Task prompt: Transcribe the material exactly. Images do not belong in the copy.

Data shown:

--------

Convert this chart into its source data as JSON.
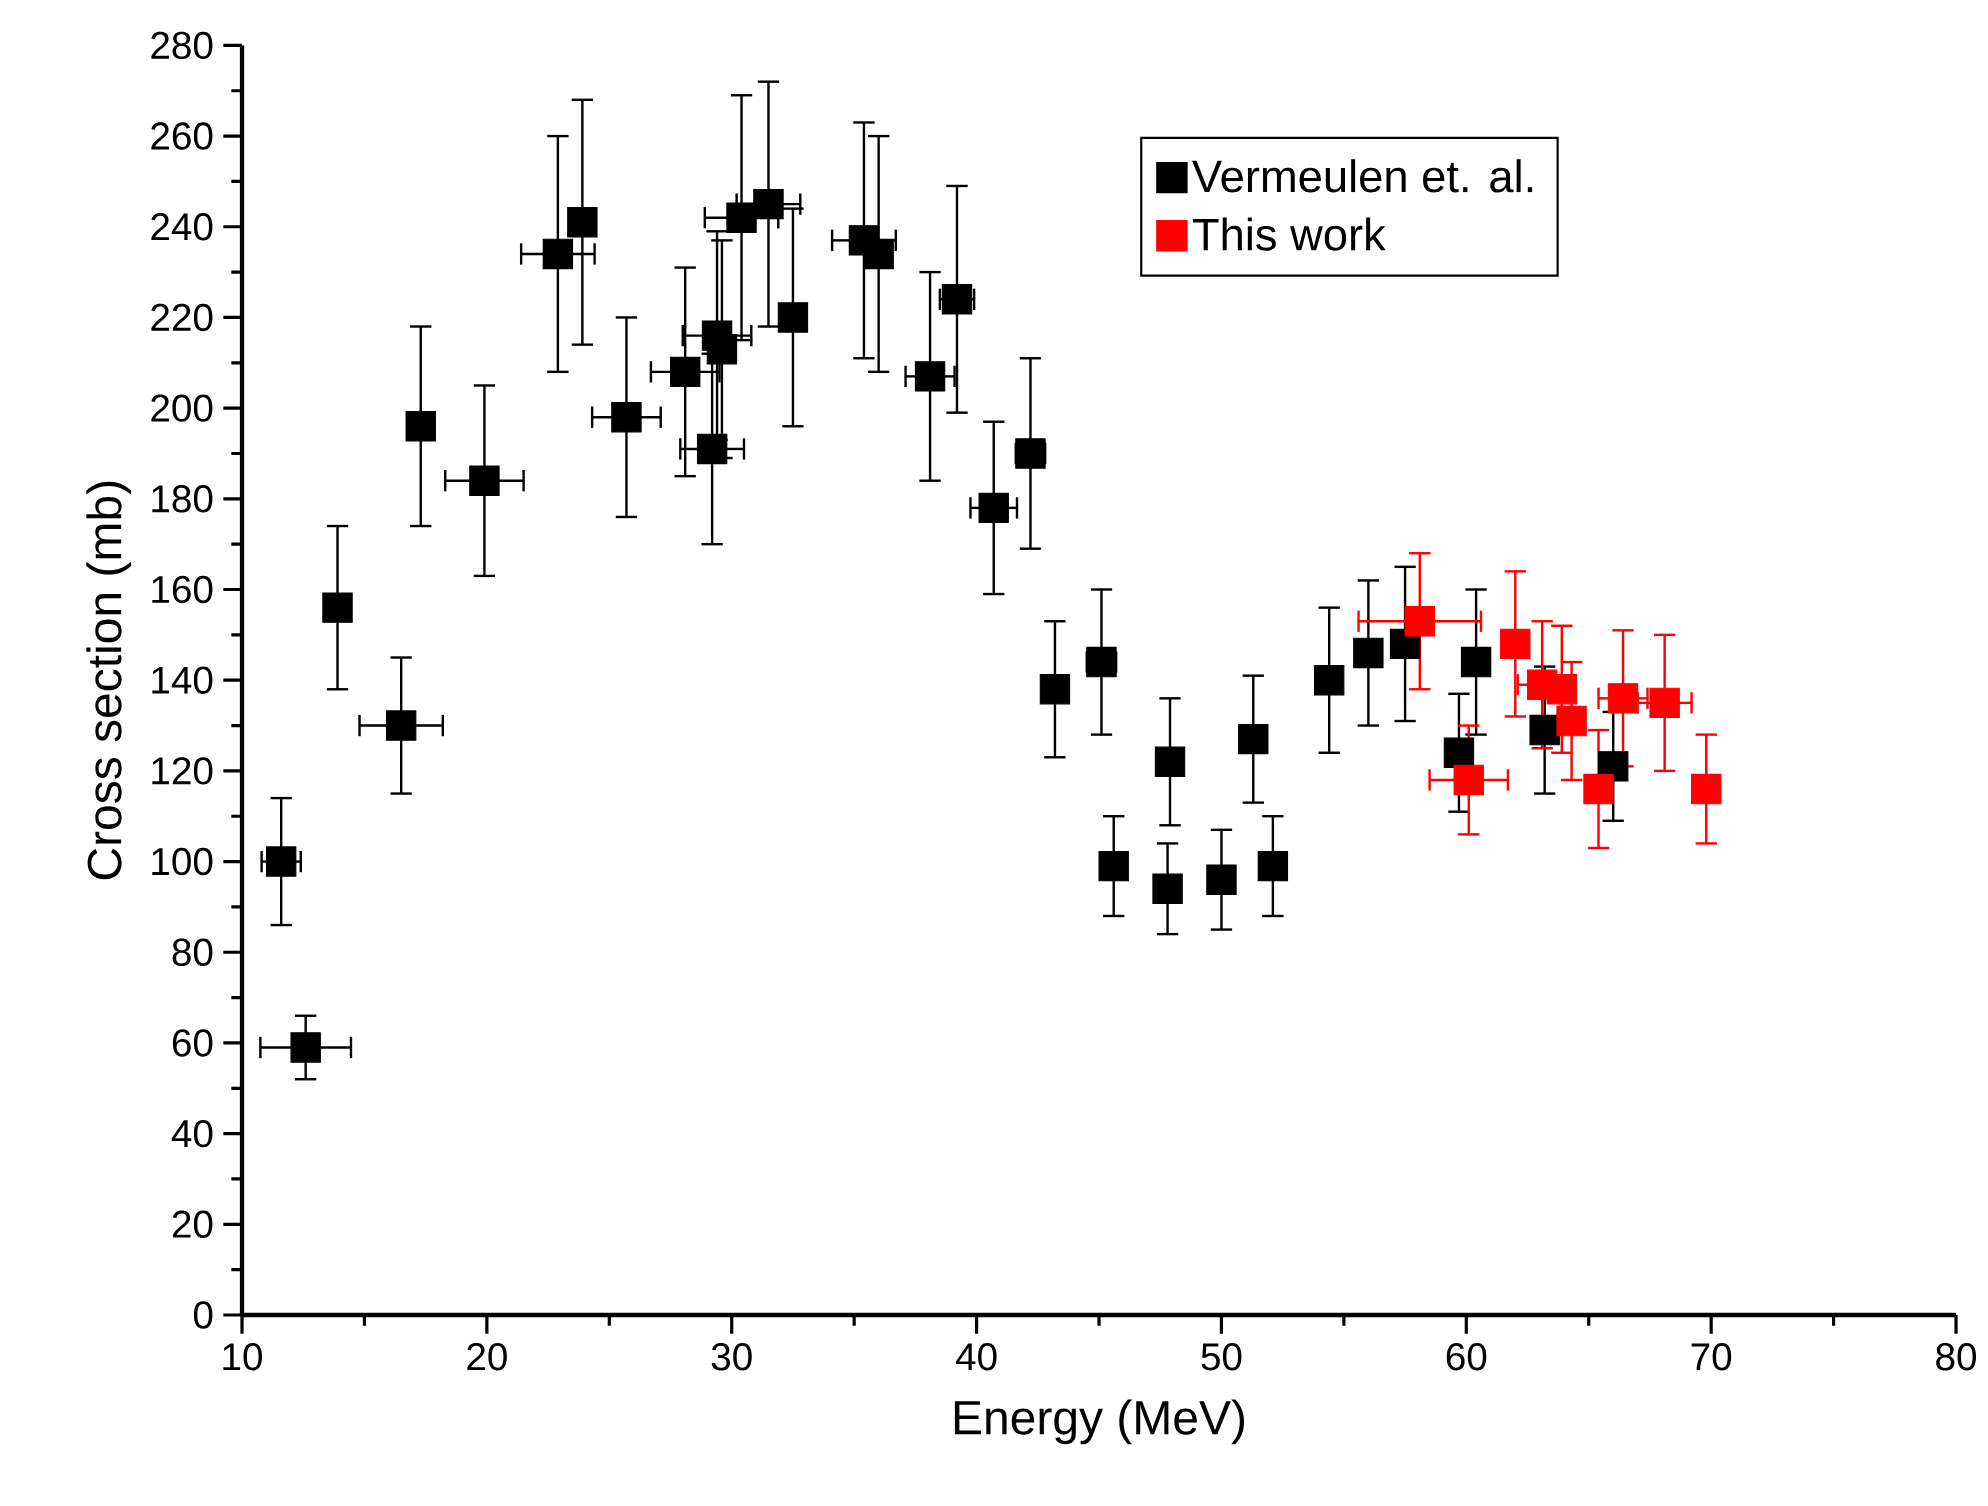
{
  "chart_data": {
    "type": "scatter",
    "xlabel": "Energy (MeV)",
    "ylabel": "Cross section (mb)",
    "xlim": [
      10,
      80
    ],
    "ylim": [
      0,
      280
    ],
    "xticks": [
      10,
      20,
      30,
      40,
      50,
      60,
      70,
      80
    ],
    "yticks": [
      0,
      20,
      40,
      60,
      80,
      100,
      120,
      140,
      160,
      180,
      200,
      220,
      240,
      260,
      280
    ],
    "marker": "square",
    "legend": "top right",
    "grid": false,
    "series": [
      {
        "name": "Vermeulen et. al.",
        "color": "#000000",
        "x": [
          11.6,
          12.6,
          13.9,
          16.5,
          17.3,
          19.9,
          22.9,
          23.9,
          25.7,
          28.1,
          29.2,
          29.4,
          29.6,
          30.4,
          31.5,
          32.5,
          35.4,
          36.0,
          38.1,
          39.2,
          40.7,
          42.2,
          43.2,
          45.1,
          45.6,
          47.9,
          47.8,
          50.0,
          51.3,
          52.1,
          54.4,
          56.0,
          57.5,
          60.4,
          59.7,
          63.2,
          66.0
        ],
        "values": [
          100,
          59,
          156,
          130,
          196,
          184,
          234,
          241,
          198,
          208,
          191,
          216,
          213,
          242,
          245,
          220,
          237,
          234,
          207,
          224,
          178,
          190,
          138,
          144,
          99,
          122,
          94,
          96,
          127,
          99,
          140,
          146,
          148,
          144,
          124,
          129,
          121
        ],
        "errors": [
          14,
          7,
          18,
          15,
          22,
          21,
          26,
          27,
          22,
          23,
          21,
          23,
          24,
          27,
          27,
          24,
          26,
          26,
          23,
          25,
          19,
          21,
          15,
          16,
          11,
          14,
          10,
          11,
          14,
          11,
          16,
          16,
          17,
          16,
          13,
          14,
          12
        ],
        "xerrors": [
          0.8,
          1.85,
          0.3,
          1.7,
          null,
          1.6,
          1.5,
          null,
          1.4,
          1.4,
          1.3,
          1.4,
          null,
          1.5,
          1.3,
          null,
          1.3,
          null,
          1.0,
          0.7,
          0.95,
          0.6,
          0.5,
          0.6,
          0.5,
          0.5,
          0.5,
          0.4,
          0.4,
          null,
          0.5,
          null,
          null,
          null,
          null,
          null,
          null
        ]
      },
      {
        "name": "This work",
        "color": "#ff0000",
        "x": [
          58.1,
          60.1,
          62.0,
          63.1,
          63.9,
          64.3,
          65.4,
          66.4,
          68.1,
          69.8
        ],
        "values": [
          153,
          118,
          148,
          139,
          138,
          131,
          116,
          136,
          135,
          116
        ],
        "errors": [
          15,
          12,
          16,
          14,
          14,
          13,
          13,
          15,
          15,
          12
        ],
        "xerrors": [
          2.5,
          1.6,
          null,
          1.0,
          null,
          null,
          null,
          1.0,
          1.1,
          null
        ]
      }
    ]
  }
}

--------

Result of this exercise:
Convert this chart into its source data as JSON.
{
  "chart_data": {
    "type": "scatter",
    "xlabel": "Energy (MeV)",
    "ylabel": "Cross section (mb)",
    "xlim": [
      10,
      80
    ],
    "ylim": [
      0,
      280
    ],
    "xticks": [
      10,
      20,
      30,
      40,
      50,
      60,
      70,
      80
    ],
    "yticks": [
      0,
      20,
      40,
      60,
      80,
      100,
      120,
      140,
      160,
      180,
      200,
      220,
      240,
      260,
      280
    ],
    "marker": "square",
    "legend": "top right",
    "grid": false,
    "series": [
      {
        "name": "Vermeulen et. al.",
        "color": "#000000",
        "x": [
          11.6,
          12.6,
          13.9,
          16.5,
          17.3,
          19.9,
          22.9,
          23.9,
          25.7,
          28.1,
          29.2,
          29.4,
          29.6,
          30.4,
          31.5,
          32.5,
          35.4,
          36.0,
          38.1,
          39.2,
          40.7,
          42.2,
          43.2,
          45.1,
          45.6,
          47.9,
          47.8,
          50.0,
          51.3,
          52.1,
          54.4,
          56.0,
          57.5,
          60.4,
          59.7,
          63.2,
          66.0
        ],
        "values": [
          100,
          59,
          156,
          130,
          196,
          184,
          234,
          241,
          198,
          208,
          191,
          216,
          213,
          242,
          245,
          220,
          237,
          234,
          207,
          224,
          178,
          190,
          138,
          144,
          99,
          122,
          94,
          96,
          127,
          99,
          140,
          146,
          148,
          144,
          124,
          129,
          121
        ],
        "errors": [
          14,
          7,
          18,
          15,
          22,
          21,
          26,
          27,
          22,
          23,
          21,
          23,
          24,
          27,
          27,
          24,
          26,
          26,
          23,
          25,
          19,
          21,
          15,
          16,
          11,
          14,
          10,
          11,
          14,
          11,
          16,
          16,
          17,
          16,
          13,
          14,
          12
        ],
        "xerrors": [
          0.8,
          1.85,
          0.3,
          1.7,
          null,
          1.6,
          1.5,
          null,
          1.4,
          1.4,
          1.3,
          1.4,
          null,
          1.5,
          1.3,
          null,
          1.3,
          null,
          1.0,
          0.7,
          0.95,
          0.6,
          0.5,
          0.6,
          0.5,
          0.5,
          0.5,
          0.4,
          0.4,
          null,
          0.5,
          null,
          null,
          null,
          null,
          null,
          null
        ]
      },
      {
        "name": "This work",
        "color": "#ff0000",
        "x": [
          58.1,
          60.1,
          62.0,
          63.1,
          63.9,
          64.3,
          65.4,
          66.4,
          68.1,
          69.8
        ],
        "values": [
          153,
          118,
          148,
          139,
          138,
          131,
          116,
          136,
          135,
          116
        ],
        "errors": [
          15,
          12,
          16,
          14,
          14,
          13,
          13,
          15,
          15,
          12
        ],
        "xerrors": [
          2.5,
          1.6,
          null,
          1.0,
          null,
          null,
          null,
          1.0,
          1.1,
          null
        ]
      }
    ]
  }
}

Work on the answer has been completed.